---------- ENTRIES SUPPLIED

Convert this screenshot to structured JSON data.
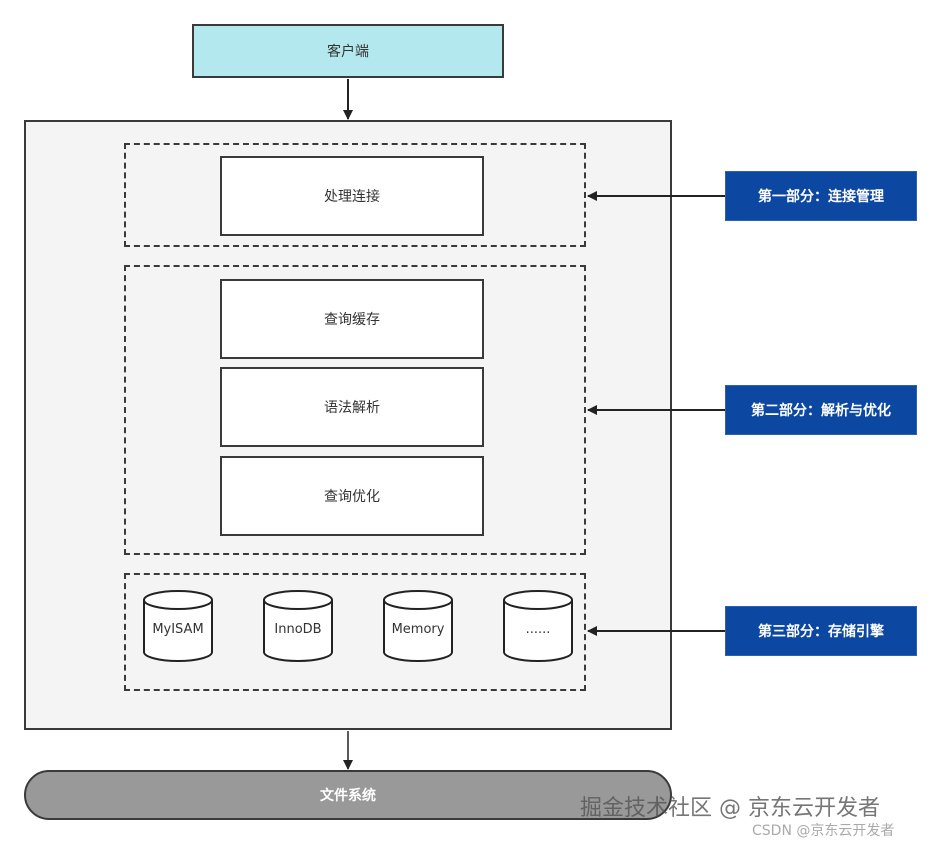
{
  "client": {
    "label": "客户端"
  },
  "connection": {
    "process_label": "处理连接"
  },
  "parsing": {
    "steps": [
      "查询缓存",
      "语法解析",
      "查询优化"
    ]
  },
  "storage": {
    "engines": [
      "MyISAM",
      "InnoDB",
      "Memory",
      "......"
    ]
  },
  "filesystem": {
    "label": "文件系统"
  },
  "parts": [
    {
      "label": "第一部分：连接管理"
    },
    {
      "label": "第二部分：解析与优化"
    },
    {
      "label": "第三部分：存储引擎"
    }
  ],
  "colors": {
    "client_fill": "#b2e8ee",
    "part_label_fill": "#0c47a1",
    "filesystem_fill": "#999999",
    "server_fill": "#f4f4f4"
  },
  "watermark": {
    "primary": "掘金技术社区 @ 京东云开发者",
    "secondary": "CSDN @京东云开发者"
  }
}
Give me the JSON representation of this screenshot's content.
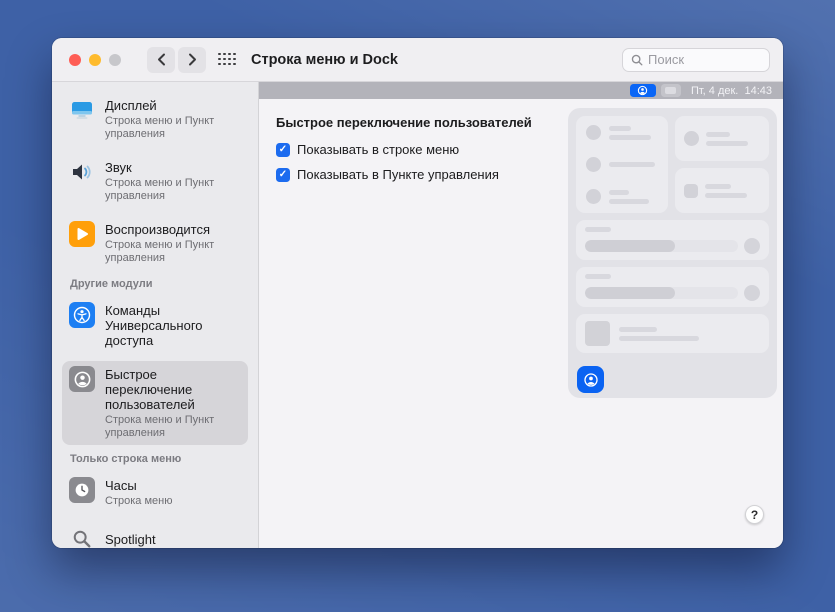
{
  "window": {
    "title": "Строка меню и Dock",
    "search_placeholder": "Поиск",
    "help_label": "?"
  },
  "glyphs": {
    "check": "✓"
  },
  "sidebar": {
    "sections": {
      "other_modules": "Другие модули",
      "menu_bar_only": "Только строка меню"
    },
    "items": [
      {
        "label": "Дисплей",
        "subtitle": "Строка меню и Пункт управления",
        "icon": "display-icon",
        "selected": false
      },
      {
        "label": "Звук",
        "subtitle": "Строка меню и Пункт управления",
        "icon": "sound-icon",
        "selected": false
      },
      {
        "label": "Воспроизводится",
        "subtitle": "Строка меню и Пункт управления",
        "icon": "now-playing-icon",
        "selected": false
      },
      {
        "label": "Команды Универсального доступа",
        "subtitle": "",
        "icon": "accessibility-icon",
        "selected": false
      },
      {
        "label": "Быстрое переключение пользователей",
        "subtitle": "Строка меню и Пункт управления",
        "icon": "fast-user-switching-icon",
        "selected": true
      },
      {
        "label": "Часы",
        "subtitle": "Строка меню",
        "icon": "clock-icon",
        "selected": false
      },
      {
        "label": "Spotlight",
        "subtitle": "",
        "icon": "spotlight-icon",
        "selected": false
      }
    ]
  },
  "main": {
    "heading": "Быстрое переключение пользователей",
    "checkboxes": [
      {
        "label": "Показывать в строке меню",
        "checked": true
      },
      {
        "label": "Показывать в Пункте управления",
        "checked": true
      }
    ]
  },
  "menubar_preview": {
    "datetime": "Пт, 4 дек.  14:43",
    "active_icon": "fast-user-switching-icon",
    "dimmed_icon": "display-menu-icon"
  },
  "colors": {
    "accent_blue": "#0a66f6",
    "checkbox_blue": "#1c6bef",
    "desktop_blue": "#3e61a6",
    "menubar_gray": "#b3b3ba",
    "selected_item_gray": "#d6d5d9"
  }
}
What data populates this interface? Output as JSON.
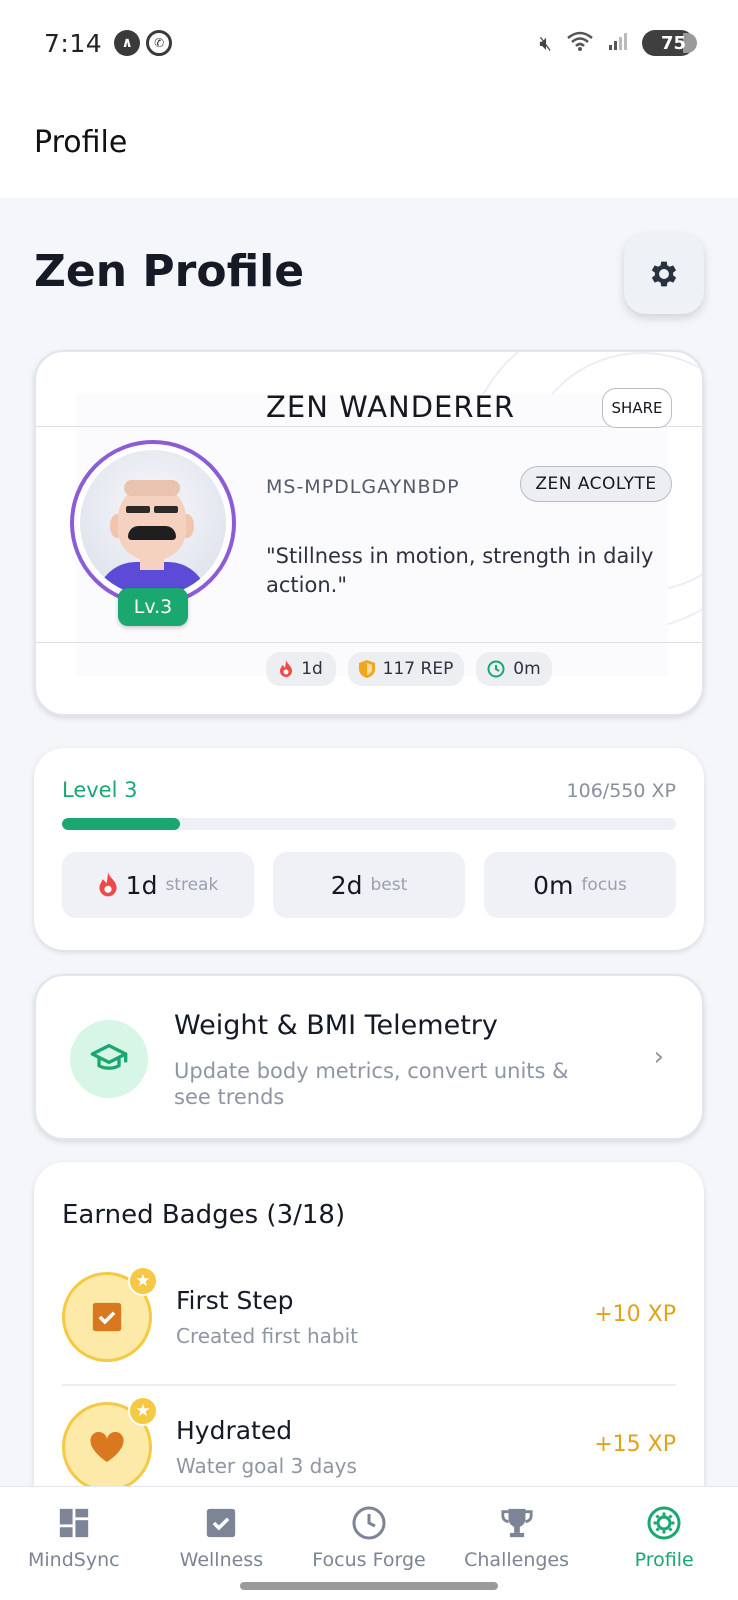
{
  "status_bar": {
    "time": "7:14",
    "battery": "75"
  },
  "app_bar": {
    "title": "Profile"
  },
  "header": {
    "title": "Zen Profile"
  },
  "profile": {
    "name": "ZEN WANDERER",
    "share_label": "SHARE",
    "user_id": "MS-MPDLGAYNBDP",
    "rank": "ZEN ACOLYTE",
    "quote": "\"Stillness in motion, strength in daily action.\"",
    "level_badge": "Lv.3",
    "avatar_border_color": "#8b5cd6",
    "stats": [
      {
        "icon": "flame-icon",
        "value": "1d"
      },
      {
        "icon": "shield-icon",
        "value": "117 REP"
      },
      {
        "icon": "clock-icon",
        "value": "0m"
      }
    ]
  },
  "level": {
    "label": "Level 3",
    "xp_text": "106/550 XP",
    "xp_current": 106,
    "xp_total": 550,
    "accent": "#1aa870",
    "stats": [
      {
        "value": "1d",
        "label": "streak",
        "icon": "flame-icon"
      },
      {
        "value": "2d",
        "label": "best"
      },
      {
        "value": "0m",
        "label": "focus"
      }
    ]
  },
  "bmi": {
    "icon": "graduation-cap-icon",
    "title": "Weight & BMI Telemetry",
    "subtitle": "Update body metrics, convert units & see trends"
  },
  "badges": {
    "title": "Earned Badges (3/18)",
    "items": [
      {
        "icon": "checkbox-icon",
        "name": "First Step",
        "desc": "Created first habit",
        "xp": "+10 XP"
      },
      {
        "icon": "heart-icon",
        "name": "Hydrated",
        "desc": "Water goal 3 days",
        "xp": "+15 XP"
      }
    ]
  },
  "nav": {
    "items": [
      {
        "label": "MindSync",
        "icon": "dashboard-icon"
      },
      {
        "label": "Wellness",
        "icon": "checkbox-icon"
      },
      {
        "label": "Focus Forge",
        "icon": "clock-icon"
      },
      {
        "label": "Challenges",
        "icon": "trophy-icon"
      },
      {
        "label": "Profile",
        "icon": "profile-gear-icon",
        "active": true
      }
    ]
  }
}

--------------------

▸ **TASK DIRECTIONS**:
From start to finish, output the listing exactly, but omit its pictures.

▸ **TASK OUTPUT**:
Convert this screenshot to structured JSON data.
{
  "client": {
    "label": "客户端"
  },
  "connection": {
    "process_label": "处理连接"
  },
  "parsing": {
    "steps": [
      "查询缓存",
      "语法解析",
      "查询优化"
    ]
  },
  "storage": {
    "engines": [
      "MyISAM",
      "InnoDB",
      "Memory",
      "......"
    ]
  },
  "filesystem": {
    "label": "文件系统"
  },
  "parts": [
    {
      "label": "第一部分：连接管理"
    },
    {
      "label": "第二部分：解析与优化"
    },
    {
      "label": "第三部分：存储引擎"
    }
  ],
  "colors": {
    "client_fill": "#b2e8ee",
    "part_label_fill": "#0c47a1",
    "filesystem_fill": "#999999",
    "server_fill": "#f4f4f4"
  },
  "watermark": {
    "primary": "掘金技术社区 @ 京东云开发者",
    "secondary": "CSDN @京东云开发者"
  }
}
Give me the JSON representation of this screenshot's content.
{
  "window": {
    "title": "Строка меню и Dock",
    "search_placeholder": "Поиск",
    "help_label": "?"
  },
  "glyphs": {
    "check": "✓"
  },
  "sidebar": {
    "sections": {
      "other_modules": "Другие модули",
      "menu_bar_only": "Только строка меню"
    },
    "items": [
      {
        "label": "Дисплей",
        "subtitle": "Строка меню и Пункт управления",
        "icon": "display-icon",
        "selected": false
      },
      {
        "label": "Звук",
        "subtitle": "Строка меню и Пункт управления",
        "icon": "sound-icon",
        "selected": false
      },
      {
        "label": "Воспроизводится",
        "subtitle": "Строка меню и Пункт управления",
        "icon": "now-playing-icon",
        "selected": false
      },
      {
        "label": "Команды Универсального доступа",
        "subtitle": "",
        "icon": "accessibility-icon",
        "selected": false
      },
      {
        "label": "Быстрое переключение пользователей",
        "subtitle": "Строка меню и Пункт управления",
        "icon": "fast-user-switching-icon",
        "selected": true
      },
      {
        "label": "Часы",
        "subtitle": "Строка меню",
        "icon": "clock-icon",
        "selected": false
      },
      {
        "label": "Spotlight",
        "subtitle": "",
        "icon": "spotlight-icon",
        "selected": false
      }
    ]
  },
  "main": {
    "heading": "Быстрое переключение пользователей",
    "checkboxes": [
      {
        "label": "Показывать в строке меню",
        "checked": true
      },
      {
        "label": "Показывать в Пункте управления",
        "checked": true
      }
    ]
  },
  "menubar_preview": {
    "datetime": "Пт, 4 дек.  14:43",
    "active_icon": "fast-user-switching-icon",
    "dimmed_icon": "display-menu-icon"
  },
  "colors": {
    "accent_blue": "#0a66f6",
    "checkbox_blue": "#1c6bef",
    "desktop_blue": "#3e61a6",
    "menubar_gray": "#b3b3ba",
    "selected_item_gray": "#d6d5d9"
  }
}
What data populates this interface? Output as JSON.
{
  "status_bar": {
    "time": "7:14",
    "battery": "75"
  },
  "app_bar": {
    "title": "Profile"
  },
  "header": {
    "title": "Zen Profile"
  },
  "profile": {
    "name": "ZEN WANDERER",
    "share_label": "SHARE",
    "user_id": "MS-MPDLGAYNBDP",
    "rank": "ZEN ACOLYTE",
    "quote": "\"Stillness in motion, strength in daily action.\"",
    "level_badge": "Lv.3",
    "avatar_border_color": "#8b5cd6",
    "stats": [
      {
        "icon": "flame-icon",
        "value": "1d"
      },
      {
        "icon": "shield-icon",
        "value": "117 REP"
      },
      {
        "icon": "clock-icon",
        "value": "0m"
      }
    ]
  },
  "level": {
    "label": "Level 3",
    "xp_text": "106/550 XP",
    "xp_current": 106,
    "xp_total": 550,
    "accent": "#1aa870",
    "stats": [
      {
        "value": "1d",
        "label": "streak",
        "icon": "flame-icon"
      },
      {
        "value": "2d",
        "label": "best"
      },
      {
        "value": "0m",
        "label": "focus"
      }
    ]
  },
  "bmi": {
    "icon": "graduation-cap-icon",
    "title": "Weight & BMI Telemetry",
    "subtitle": "Update body metrics, convert units & see trends"
  },
  "badges": {
    "title": "Earned Badges (3/18)",
    "items": [
      {
        "icon": "checkbox-icon",
        "name": "First Step",
        "desc": "Created first habit",
        "xp": "+10 XP"
      },
      {
        "icon": "heart-icon",
        "name": "Hydrated",
        "desc": "Water goal 3 days",
        "xp": "+15 XP"
      }
    ]
  },
  "nav": {
    "items": [
      {
        "label": "MindSync",
        "icon": "dashboard-icon"
      },
      {
        "label": "Wellness",
        "icon": "checkbox-icon"
      },
      {
        "label": "Focus Forge",
        "icon": "clock-icon"
      },
      {
        "label": "Challenges",
        "icon": "trophy-icon"
      },
      {
        "label": "Profile",
        "icon": "profile-gear-icon",
        "active": true
      }
    ]
  }
}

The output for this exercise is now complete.